## [AIM]
Locate each line with the string "JSON" in the listing below and copy it.

(Data records)
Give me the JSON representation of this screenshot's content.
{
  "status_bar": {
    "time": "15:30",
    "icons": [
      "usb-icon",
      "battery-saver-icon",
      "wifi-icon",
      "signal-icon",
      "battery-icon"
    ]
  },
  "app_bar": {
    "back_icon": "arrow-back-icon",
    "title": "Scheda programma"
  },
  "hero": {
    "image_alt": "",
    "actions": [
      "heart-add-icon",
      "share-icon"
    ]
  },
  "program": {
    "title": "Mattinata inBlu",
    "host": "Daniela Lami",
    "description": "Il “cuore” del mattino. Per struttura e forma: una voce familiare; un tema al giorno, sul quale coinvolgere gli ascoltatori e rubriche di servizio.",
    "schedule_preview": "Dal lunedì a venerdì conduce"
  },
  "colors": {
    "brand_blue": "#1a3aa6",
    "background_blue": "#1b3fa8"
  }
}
==
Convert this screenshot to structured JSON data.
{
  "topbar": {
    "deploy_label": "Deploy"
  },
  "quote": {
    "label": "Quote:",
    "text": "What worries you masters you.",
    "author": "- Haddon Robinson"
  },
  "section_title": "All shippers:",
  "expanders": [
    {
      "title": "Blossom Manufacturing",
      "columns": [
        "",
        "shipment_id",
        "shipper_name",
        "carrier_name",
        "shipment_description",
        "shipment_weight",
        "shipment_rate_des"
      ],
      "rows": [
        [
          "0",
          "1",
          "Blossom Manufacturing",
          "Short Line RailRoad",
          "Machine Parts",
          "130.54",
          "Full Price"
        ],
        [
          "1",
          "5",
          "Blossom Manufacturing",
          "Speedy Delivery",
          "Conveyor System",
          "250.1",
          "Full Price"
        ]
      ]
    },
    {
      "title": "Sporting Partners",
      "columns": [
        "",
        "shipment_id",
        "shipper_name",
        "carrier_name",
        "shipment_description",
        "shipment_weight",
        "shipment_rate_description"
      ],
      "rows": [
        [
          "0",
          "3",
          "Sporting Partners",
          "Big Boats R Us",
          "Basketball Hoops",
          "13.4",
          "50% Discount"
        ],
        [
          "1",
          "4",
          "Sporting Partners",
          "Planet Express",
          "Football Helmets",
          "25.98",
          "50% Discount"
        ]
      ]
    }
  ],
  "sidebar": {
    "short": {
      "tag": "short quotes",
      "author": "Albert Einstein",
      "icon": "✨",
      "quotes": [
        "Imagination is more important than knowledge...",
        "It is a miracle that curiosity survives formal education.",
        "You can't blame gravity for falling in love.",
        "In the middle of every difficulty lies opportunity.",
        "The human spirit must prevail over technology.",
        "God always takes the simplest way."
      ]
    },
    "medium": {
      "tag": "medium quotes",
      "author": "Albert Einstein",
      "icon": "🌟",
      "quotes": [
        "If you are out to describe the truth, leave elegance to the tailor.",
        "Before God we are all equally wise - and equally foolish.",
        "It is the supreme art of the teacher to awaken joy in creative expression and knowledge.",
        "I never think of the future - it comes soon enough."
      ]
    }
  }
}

## [RESPONSE FOR THIS EXERCISE]
Give me the JSON representation of this screenshot's content.
Convert this screenshot to structured JSON data.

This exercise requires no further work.